══ DATASET RECORDS

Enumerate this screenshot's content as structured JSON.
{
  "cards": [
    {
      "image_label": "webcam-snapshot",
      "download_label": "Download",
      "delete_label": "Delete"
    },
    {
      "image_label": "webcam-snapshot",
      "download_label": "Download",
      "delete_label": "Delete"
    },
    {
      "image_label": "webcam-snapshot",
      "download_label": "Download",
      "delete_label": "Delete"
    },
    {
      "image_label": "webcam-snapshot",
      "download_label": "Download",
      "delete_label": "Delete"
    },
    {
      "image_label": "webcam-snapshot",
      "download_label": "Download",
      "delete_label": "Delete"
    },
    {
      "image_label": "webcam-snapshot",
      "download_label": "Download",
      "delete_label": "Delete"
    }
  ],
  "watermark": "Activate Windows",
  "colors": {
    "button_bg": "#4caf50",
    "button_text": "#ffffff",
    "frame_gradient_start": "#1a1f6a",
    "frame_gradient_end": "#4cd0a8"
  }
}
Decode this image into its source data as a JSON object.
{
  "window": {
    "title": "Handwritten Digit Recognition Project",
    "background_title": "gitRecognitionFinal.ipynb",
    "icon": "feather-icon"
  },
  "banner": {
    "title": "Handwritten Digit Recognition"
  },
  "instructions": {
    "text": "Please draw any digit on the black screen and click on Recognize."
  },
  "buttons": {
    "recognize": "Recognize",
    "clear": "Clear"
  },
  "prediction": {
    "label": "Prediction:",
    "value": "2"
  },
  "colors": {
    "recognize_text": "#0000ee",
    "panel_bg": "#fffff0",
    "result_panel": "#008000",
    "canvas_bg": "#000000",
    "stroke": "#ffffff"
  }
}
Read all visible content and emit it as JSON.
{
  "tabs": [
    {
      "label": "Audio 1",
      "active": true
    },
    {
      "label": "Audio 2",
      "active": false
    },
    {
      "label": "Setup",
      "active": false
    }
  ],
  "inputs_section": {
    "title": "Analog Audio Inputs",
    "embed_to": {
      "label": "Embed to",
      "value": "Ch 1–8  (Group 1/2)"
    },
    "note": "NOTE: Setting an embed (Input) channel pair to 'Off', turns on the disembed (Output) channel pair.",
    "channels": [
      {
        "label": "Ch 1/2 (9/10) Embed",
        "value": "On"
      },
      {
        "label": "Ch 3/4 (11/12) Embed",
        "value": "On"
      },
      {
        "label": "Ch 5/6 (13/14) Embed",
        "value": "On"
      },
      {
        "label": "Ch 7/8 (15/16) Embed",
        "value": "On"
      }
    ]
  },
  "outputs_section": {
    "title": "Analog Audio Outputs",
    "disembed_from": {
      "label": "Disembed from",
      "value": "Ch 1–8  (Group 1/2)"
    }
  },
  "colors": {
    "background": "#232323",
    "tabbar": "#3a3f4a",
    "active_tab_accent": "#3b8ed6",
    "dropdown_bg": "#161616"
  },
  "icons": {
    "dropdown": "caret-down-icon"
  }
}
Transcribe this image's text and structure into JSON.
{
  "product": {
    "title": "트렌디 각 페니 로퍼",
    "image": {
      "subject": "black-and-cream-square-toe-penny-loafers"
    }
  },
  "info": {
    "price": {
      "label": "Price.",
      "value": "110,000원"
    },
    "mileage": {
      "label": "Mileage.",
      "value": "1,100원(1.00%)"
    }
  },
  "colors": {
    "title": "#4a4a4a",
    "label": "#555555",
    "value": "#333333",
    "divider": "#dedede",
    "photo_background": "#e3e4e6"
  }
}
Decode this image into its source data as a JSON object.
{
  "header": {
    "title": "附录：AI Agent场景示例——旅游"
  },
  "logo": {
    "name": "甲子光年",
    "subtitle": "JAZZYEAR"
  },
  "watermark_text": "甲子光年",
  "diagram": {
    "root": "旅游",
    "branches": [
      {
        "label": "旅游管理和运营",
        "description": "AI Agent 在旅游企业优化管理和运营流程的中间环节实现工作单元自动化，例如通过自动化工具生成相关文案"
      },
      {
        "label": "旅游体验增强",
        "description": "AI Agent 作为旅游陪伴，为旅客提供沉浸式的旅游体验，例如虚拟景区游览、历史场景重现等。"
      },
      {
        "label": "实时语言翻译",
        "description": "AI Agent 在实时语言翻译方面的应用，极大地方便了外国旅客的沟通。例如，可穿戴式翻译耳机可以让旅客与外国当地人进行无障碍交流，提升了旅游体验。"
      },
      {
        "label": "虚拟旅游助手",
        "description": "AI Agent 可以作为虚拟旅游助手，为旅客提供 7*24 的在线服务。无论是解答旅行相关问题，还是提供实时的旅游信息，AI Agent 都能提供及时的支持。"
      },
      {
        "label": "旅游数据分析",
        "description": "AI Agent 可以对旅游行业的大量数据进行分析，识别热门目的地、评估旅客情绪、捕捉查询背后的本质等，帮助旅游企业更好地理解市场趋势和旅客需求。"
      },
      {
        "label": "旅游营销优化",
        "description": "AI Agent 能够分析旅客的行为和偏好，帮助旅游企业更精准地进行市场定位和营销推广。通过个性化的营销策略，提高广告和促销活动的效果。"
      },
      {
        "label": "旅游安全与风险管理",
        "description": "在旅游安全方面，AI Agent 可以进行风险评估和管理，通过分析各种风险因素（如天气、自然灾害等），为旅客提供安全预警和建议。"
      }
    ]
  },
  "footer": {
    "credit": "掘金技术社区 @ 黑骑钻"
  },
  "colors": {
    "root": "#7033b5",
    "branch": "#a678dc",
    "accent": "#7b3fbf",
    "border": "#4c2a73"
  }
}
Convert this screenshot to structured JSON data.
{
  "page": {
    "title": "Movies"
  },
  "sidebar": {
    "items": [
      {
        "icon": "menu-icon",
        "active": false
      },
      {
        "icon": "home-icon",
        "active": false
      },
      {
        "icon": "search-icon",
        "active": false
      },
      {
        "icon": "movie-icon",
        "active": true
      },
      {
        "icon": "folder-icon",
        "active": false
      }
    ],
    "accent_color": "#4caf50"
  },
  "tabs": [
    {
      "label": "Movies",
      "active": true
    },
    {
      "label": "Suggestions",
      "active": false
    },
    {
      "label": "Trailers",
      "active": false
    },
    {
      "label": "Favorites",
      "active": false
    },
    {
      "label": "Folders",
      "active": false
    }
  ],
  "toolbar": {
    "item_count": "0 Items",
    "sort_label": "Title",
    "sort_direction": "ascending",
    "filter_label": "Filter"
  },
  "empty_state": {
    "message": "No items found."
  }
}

════

**REQUIRED WORK:**
Recite the full listing above exactly.

**IN RESPONSE:**
Enumerate this screenshot's content as structured JSON.
{
  "cards": [
    {
      "image_label": "webcam-snapshot",
      "download_label": "Download",
      "delete_label": "Delete"
    },
    {
      "image_label": "webcam-snapshot",
      "download_label": "Download",
      "delete_label": "Delete"
    },
    {
      "image_label": "webcam-snapshot",
      "download_label": "Download",
      "delete_label": "Delete"
    },
    {
      "image_label": "webcam-snapshot",
      "download_label": "Download",
      "delete_label": "Delete"
    },
    {
      "image_label": "webcam-snapshot",
      "download_label": "Download",
      "delete_label": "Delete"
    },
    {
      "image_label": "webcam-snapshot",
      "download_label": "Download",
      "delete_label": "Delete"
    }
  ],
  "watermark": "Activate Windows",
  "colors": {
    "button_bg": "#4caf50",
    "button_text": "#ffffff",
    "frame_gradient_start": "#1a1f6a",
    "frame_gradient_end": "#4cd0a8"
  }
}
Decode this image into its source data as a JSON object.
{
  "window": {
    "title": "Handwritten Digit Recognition Project",
    "background_title": "gitRecognitionFinal.ipynb",
    "icon": "feather-icon"
  },
  "banner": {
    "title": "Handwritten Digit Recognition"
  },
  "instructions": {
    "text": "Please draw any digit on the black screen and click on Recognize."
  },
  "buttons": {
    "recognize": "Recognize",
    "clear": "Clear"
  },
  "prediction": {
    "label": "Prediction:",
    "value": "2"
  },
  "colors": {
    "recognize_text": "#0000ee",
    "panel_bg": "#fffff0",
    "result_panel": "#008000",
    "canvas_bg": "#000000",
    "stroke": "#ffffff"
  }
}
Read all visible content and emit it as JSON.
{
  "tabs": [
    {
      "label": "Audio 1",
      "active": true
    },
    {
      "label": "Audio 2",
      "active": false
    },
    {
      "label": "Setup",
      "active": false
    }
  ],
  "inputs_section": {
    "title": "Analog Audio Inputs",
    "embed_to": {
      "label": "Embed to",
      "value": "Ch 1–8  (Group 1/2)"
    },
    "note": "NOTE: Setting an embed (Input) channel pair to 'Off', turns on the disembed (Output) channel pair.",
    "channels": [
      {
        "label": "Ch 1/2 (9/10) Embed",
        "value": "On"
      },
      {
        "label": "Ch 3/4 (11/12) Embed",
        "value": "On"
      },
      {
        "label": "Ch 5/6 (13/14) Embed",
        "value": "On"
      },
      {
        "label": "Ch 7/8 (15/16) Embed",
        "value": "On"
      }
    ]
  },
  "outputs_section": {
    "title": "Analog Audio Outputs",
    "disembed_from": {
      "label": "Disembed from",
      "value": "Ch 1–8  (Group 1/2)"
    }
  },
  "colors": {
    "background": "#232323",
    "tabbar": "#3a3f4a",
    "active_tab_accent": "#3b8ed6",
    "dropdown_bg": "#161616"
  },
  "icons": {
    "dropdown": "caret-down-icon"
  }
}
Transcribe this image's text and structure into JSON.
{
  "product": {
    "title": "트렌디 각 페니 로퍼",
    "image": {
      "subject": "black-and-cream-square-toe-penny-loafers"
    }
  },
  "info": {
    "price": {
      "label": "Price.",
      "value": "110,000원"
    },
    "mileage": {
      "label": "Mileage.",
      "value": "1,100원(1.00%)"
    }
  },
  "colors": {
    "title": "#4a4a4a",
    "label": "#555555",
    "value": "#333333",
    "divider": "#dedede",
    "photo_background": "#e3e4e6"
  }
}
Decode this image into its source data as a JSON object.
{
  "header": {
    "title": "附录：AI Agent场景示例——旅游"
  },
  "logo": {
    "name": "甲子光年",
    "subtitle": "JAZZYEAR"
  },
  "watermark_text": "甲子光年",
  "diagram": {
    "root": "旅游",
    "branches": [
      {
        "label": "旅游管理和运营",
        "description": "AI Agent 在旅游企业优化管理和运营流程的中间环节实现工作单元自动化，例如通过自动化工具生成相关文案"
      },
      {
        "label": "旅游体验增强",
        "description": "AI Agent 作为旅游陪伴，为旅客提供沉浸式的旅游体验，例如虚拟景区游览、历史场景重现等。"
      },
      {
        "label": "实时语言翻译",
        "description": "AI Agent 在实时语言翻译方面的应用，极大地方便了外国旅客的沟通。例如，可穿戴式翻译耳机可以让旅客与外国当地人进行无障碍交流，提升了旅游体验。"
      },
      {
        "label": "虚拟旅游助手",
        "description": "AI Agent 可以作为虚拟旅游助手，为旅客提供 7*24 的在线服务。无论是解答旅行相关问题，还是提供实时的旅游信息，AI Agent 都能提供及时的支持。"
      },
      {
        "label": "旅游数据分析",
        "description": "AI Agent 可以对旅游行业的大量数据进行分析，识别热门目的地、评估旅客情绪、捕捉查询背后的本质等，帮助旅游企业更好地理解市场趋势和旅客需求。"
      },
      {
        "label": "旅游营销优化",
        "description": "AI Agent 能够分析旅客的行为和偏好，帮助旅游企业更精准地进行市场定位和营销推广。通过个性化的营销策略，提高广告和促销活动的效果。"
      },
      {
        "label": "旅游安全与风险管理",
        "description": "在旅游安全方面，AI Agent 可以进行风险评估和管理，通过分析各种风险因素（如天气、自然灾害等），为旅客提供安全预警和建议。"
      }
    ]
  },
  "footer": {
    "credit": "掘金技术社区 @ 黑骑钻"
  },
  "colors": {
    "root": "#7033b5",
    "branch": "#a678dc",
    "accent": "#7b3fbf",
    "border": "#4c2a73"
  }
}
Convert this screenshot to structured JSON data.
{
  "page": {
    "title": "Movies"
  },
  "sidebar": {
    "items": [
      {
        "icon": "menu-icon",
        "active": false
      },
      {
        "icon": "home-icon",
        "active": false
      },
      {
        "icon": "search-icon",
        "active": false
      },
      {
        "icon": "movie-icon",
        "active": true
      },
      {
        "icon": "folder-icon",
        "active": false
      }
    ],
    "accent_color": "#4caf50"
  },
  "tabs": [
    {
      "label": "Movies",
      "active": true
    },
    {
      "label": "Suggestions",
      "active": false
    },
    {
      "label": "Trailers",
      "active": false
    },
    {
      "label": "Favorites",
      "active": false
    },
    {
      "label": "Folders",
      "active": false
    }
  ],
  "toolbar": {
    "item_count": "0 Items",
    "sort_label": "Title",
    "sort_direction": "ascending",
    "filter_label": "Filter"
  },
  "empty_state": {
    "message": "No items found."
  }
}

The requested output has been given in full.